AIM: Restate the entries below word for word, omitting nothing.

THE RECORDS:
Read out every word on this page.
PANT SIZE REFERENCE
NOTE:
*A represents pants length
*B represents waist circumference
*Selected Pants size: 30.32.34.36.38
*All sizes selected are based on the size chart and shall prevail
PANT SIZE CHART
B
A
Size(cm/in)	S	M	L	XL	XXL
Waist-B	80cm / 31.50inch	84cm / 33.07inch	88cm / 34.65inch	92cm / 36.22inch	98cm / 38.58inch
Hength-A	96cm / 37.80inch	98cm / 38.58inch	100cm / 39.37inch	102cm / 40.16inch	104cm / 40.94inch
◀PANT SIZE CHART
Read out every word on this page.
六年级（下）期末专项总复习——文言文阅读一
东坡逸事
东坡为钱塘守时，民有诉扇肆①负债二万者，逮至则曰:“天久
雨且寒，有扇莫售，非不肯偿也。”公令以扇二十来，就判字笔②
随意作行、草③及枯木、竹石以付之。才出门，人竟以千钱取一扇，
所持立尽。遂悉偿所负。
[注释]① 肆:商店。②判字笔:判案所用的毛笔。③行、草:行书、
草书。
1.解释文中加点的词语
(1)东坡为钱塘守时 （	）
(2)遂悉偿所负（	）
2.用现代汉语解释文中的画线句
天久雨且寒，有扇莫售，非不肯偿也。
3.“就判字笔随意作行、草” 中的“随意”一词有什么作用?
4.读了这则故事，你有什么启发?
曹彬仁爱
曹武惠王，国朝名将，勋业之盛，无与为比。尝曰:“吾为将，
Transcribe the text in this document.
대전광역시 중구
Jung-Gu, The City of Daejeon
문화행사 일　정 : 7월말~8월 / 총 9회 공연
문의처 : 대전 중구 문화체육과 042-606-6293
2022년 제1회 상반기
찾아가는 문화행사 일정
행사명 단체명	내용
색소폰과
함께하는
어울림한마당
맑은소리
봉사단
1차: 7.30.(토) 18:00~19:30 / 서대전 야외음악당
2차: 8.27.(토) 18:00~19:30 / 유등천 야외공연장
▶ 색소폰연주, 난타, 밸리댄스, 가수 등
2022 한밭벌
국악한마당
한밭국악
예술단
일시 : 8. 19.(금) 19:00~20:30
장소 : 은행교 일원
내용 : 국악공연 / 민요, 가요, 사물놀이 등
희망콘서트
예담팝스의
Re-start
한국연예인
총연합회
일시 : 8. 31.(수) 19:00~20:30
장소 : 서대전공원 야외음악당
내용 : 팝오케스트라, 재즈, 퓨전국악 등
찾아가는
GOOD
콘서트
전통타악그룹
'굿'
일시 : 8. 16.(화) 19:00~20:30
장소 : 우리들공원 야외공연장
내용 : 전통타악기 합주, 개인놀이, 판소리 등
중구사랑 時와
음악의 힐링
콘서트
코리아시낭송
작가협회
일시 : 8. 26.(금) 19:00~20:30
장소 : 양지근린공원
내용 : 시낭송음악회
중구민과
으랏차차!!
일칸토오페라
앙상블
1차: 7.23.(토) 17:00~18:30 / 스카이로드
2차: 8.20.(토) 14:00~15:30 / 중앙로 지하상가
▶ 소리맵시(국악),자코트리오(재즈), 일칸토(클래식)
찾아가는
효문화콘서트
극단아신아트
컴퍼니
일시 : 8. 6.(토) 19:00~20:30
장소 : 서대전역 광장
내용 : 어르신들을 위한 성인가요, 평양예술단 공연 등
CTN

RESPONSE TO THIS TASK:
Read out every word on this page.
PANT SIZE REFERENCE
NOTE:
*A represents pants length
*B represents waist circumference
*Selected Pants size: 30.32.34.36.38
*All sizes selected are based on the size chart and shall prevail
PANT SIZE CHART
B
A
Size(cm/in)	S	M	L	XL	XXL
Waist-B	80cm / 31.50inch	84cm / 33.07inch	88cm / 34.65inch	92cm / 36.22inch	98cm / 38.58inch
Hength-A	96cm / 37.80inch	98cm / 38.58inch	100cm / 39.37inch	102cm / 40.16inch	104cm / 40.94inch
◀PANT SIZE CHART
Read out every word on this page.
六年级（下）期末专项总复习——文言文阅读一
东坡逸事
东坡为钱塘守时，民有诉扇肆①负债二万者，逮至则曰:“天久
雨且寒，有扇莫售，非不肯偿也。”公令以扇二十来，就判字笔②
随意作行、草③及枯木、竹石以付之。才出门，人竟以千钱取一扇，
所持立尽。遂悉偿所负。
[注释]① 肆:商店。②判字笔:判案所用的毛笔。③行、草:行书、
草书。
1.解释文中加点的词语
(1)东坡为钱塘守时 （	）
(2)遂悉偿所负（	）
2.用现代汉语解释文中的画线句
天久雨且寒，有扇莫售，非不肯偿也。
3.“就判字笔随意作行、草” 中的“随意”一词有什么作用?
4.读了这则故事，你有什么启发?
曹彬仁爱
曹武惠王，国朝名将，勋业之盛，无与为比。尝曰:“吾为将，
Transcribe the text in this document.
대전광역시 중구
Jung-Gu, The City of Daejeon
문화행사 일　정 : 7월말~8월 / 총 9회 공연
문의처 : 대전 중구 문화체육과 042-606-6293
2022년 제1회 상반기
찾아가는 문화행사 일정
행사명 단체명	내용
색소폰과
함께하는
어울림한마당
맑은소리
봉사단
1차: 7.30.(토) 18:00~19:30 / 서대전 야외음악당
2차: 8.27.(토) 18:00~19:30 / 유등천 야외공연장
▶ 색소폰연주, 난타, 밸리댄스, 가수 등
2022 한밭벌
국악한마당
한밭국악
예술단
일시 : 8. 19.(금) 19:00~20:30
장소 : 은행교 일원
내용 : 국악공연 / 민요, 가요, 사물놀이 등
희망콘서트
예담팝스의
Re-start
한국연예인
총연합회
일시 : 8. 31.(수) 19:00~20:30
장소 : 서대전공원 야외음악당
내용 : 팝오케스트라, 재즈, 퓨전국악 등
찾아가는
GOOD
콘서트
전통타악그룹
'굿'
일시 : 8. 16.(화) 19:00~20:30
장소 : 우리들공원 야외공연장
내용 : 전통타악기 합주, 개인놀이, 판소리 등
중구사랑 時와
음악의 힐링
콘서트
코리아시낭송
작가협회
일시 : 8. 26.(금) 19:00~20:30
장소 : 양지근린공원
내용 : 시낭송음악회
중구민과
으랏차차!!
일칸토오페라
앙상블
1차: 7.23.(토) 17:00~18:30 / 스카이로드
2차: 8.20.(토) 14:00~15:30 / 중앙로 지하상가
▶ 소리맵시(국악),자코트리오(재즈), 일칸토(클래식)
찾아가는
효문화콘서트
극단아신아트
컴퍼니
일시 : 8. 6.(토) 19:00~20:30
장소 : 서대전역 광장
내용 : 어르신들을 위한 성인가요, 평양예술단 공연 등
CTN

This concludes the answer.